What you have to do: Hunt for the word "Please" across the entries below, copying each line that holds it.

(Dataset records)
────────────────

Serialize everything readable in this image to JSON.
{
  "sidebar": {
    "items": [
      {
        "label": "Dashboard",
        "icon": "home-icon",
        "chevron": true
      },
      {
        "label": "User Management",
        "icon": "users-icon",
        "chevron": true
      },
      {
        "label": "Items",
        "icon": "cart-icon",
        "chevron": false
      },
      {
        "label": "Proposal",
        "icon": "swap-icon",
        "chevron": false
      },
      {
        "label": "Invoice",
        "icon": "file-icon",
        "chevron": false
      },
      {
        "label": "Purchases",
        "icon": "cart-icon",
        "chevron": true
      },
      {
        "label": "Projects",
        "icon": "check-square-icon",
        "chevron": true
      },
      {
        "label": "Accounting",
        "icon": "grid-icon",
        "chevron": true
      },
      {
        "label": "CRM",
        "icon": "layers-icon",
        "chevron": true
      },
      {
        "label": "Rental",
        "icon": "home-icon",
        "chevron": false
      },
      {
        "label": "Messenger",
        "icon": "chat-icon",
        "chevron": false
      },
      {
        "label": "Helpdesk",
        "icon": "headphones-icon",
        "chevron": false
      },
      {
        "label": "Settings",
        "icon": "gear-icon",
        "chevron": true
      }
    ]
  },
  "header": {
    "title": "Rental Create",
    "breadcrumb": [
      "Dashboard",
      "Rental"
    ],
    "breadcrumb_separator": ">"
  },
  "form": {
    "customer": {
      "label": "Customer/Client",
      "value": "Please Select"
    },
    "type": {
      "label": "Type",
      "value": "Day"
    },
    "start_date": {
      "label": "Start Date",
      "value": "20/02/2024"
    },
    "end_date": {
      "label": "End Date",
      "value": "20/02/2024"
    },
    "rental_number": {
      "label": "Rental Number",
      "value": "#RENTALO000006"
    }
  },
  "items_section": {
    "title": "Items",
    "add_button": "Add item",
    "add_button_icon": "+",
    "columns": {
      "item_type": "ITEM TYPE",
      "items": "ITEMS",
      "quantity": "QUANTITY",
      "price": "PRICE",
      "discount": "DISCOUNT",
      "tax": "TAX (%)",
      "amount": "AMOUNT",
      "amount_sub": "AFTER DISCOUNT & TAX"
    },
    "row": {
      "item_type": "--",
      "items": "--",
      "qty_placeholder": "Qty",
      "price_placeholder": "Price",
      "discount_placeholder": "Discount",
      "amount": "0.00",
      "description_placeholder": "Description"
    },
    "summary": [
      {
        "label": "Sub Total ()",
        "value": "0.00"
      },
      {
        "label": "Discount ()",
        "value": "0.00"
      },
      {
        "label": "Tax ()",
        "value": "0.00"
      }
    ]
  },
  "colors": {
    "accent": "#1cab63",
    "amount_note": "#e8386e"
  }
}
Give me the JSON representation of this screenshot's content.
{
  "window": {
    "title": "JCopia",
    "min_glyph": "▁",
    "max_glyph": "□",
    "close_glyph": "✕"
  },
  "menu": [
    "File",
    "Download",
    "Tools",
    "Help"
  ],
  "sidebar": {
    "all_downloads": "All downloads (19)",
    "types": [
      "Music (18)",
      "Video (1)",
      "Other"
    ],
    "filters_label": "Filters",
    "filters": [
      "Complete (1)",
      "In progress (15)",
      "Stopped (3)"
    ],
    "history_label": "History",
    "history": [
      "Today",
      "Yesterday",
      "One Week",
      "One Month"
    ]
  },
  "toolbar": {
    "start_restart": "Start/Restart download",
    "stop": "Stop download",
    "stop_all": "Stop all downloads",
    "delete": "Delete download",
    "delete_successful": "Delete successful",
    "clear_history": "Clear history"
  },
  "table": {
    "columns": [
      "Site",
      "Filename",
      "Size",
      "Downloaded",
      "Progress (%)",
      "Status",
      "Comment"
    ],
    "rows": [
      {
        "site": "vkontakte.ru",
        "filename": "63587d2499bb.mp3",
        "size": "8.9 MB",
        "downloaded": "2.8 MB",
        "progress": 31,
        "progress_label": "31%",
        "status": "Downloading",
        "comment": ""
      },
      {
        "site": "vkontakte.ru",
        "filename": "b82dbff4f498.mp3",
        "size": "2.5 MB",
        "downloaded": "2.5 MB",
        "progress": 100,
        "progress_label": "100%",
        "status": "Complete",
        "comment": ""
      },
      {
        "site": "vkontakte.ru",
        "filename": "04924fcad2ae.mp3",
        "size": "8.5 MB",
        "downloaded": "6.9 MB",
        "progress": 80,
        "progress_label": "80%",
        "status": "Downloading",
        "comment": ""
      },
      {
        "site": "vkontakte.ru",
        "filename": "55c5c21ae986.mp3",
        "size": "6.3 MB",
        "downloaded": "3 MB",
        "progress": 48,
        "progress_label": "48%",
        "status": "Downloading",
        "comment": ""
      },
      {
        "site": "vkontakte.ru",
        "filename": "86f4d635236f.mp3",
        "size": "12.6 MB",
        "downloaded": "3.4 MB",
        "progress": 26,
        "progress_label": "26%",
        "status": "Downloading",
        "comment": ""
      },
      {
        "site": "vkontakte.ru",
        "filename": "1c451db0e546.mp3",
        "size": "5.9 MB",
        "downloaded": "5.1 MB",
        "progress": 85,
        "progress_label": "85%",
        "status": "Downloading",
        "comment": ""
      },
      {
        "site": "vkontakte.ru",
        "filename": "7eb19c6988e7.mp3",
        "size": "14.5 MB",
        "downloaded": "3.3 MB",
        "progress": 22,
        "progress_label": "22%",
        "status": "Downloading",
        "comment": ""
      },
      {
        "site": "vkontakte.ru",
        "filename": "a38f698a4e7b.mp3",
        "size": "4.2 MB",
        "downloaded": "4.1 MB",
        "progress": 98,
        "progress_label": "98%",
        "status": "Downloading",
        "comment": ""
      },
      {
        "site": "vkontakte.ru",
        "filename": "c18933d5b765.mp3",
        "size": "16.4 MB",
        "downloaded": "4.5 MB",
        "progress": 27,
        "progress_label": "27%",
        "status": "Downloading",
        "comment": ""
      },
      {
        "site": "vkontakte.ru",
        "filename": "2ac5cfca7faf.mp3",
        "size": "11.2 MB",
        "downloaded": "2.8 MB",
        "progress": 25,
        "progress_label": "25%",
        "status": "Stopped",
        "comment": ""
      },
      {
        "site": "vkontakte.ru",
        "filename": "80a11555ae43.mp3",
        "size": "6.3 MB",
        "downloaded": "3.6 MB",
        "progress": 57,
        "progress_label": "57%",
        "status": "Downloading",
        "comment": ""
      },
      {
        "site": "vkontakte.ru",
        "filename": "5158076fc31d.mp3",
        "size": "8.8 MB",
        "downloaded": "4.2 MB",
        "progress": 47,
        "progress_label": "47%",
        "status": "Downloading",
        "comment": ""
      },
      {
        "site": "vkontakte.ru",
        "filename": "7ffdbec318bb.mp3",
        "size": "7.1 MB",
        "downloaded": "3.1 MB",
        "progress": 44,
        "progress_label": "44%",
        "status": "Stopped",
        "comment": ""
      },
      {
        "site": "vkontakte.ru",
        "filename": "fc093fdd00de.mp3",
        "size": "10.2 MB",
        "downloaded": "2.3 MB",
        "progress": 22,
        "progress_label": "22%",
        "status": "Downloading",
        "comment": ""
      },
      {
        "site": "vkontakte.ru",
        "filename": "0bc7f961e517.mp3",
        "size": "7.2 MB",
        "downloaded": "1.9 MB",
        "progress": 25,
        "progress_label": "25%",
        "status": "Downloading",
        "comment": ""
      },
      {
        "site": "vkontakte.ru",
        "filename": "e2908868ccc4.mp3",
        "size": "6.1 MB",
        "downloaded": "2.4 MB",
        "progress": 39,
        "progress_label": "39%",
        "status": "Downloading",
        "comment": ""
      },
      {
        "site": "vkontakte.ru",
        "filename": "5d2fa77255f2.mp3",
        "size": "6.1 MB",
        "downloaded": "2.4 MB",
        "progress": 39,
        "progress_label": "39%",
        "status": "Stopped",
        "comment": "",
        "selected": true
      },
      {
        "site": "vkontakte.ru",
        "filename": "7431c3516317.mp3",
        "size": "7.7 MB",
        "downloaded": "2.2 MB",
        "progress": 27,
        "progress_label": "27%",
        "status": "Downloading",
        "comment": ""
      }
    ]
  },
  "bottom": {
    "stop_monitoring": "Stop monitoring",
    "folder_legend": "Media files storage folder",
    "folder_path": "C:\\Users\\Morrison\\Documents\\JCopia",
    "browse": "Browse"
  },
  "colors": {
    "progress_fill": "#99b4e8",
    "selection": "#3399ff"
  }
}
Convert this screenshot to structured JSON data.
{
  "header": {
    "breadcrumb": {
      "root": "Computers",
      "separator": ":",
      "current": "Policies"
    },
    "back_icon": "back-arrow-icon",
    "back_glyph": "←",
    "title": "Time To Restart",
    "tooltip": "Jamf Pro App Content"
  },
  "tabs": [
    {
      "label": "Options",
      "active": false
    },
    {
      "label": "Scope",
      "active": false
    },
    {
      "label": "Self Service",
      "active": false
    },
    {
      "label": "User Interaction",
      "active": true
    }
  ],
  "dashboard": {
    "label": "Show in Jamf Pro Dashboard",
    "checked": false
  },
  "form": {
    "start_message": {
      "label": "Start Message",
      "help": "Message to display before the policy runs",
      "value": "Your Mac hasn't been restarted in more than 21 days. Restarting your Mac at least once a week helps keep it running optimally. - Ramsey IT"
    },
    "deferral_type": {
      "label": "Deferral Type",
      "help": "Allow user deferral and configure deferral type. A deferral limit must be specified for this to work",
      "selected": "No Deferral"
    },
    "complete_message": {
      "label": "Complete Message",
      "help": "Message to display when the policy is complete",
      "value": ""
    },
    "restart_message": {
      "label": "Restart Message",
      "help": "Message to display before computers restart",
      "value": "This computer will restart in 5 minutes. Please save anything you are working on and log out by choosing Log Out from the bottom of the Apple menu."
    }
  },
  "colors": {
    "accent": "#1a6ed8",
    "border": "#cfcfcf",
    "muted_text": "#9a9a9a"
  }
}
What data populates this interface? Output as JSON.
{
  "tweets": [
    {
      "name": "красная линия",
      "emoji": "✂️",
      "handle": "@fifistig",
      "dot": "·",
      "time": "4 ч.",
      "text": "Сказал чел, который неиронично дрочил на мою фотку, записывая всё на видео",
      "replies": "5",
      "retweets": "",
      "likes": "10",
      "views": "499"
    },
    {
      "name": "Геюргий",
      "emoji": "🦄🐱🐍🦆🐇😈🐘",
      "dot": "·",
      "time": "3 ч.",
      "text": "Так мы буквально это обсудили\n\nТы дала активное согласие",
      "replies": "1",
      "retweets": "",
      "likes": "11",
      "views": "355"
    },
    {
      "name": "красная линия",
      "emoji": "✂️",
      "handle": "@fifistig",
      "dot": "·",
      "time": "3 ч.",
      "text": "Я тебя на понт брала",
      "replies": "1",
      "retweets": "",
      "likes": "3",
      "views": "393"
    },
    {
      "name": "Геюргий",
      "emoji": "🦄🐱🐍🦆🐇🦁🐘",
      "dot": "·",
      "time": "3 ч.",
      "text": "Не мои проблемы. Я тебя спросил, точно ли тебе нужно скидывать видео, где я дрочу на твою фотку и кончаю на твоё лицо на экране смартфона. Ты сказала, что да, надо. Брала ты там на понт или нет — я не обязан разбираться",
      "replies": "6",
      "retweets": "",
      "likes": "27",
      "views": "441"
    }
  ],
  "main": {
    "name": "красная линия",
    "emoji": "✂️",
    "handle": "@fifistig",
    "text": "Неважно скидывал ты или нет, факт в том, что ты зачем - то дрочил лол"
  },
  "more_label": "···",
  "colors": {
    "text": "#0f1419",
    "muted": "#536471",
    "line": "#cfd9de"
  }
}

────────────────

Solved problem:
      "value": "Please Select"
      "value": "This computer will restart in 5 minutes. Please save anything you are working on and log out by choosing Log Out from the bottom of the Apple menu."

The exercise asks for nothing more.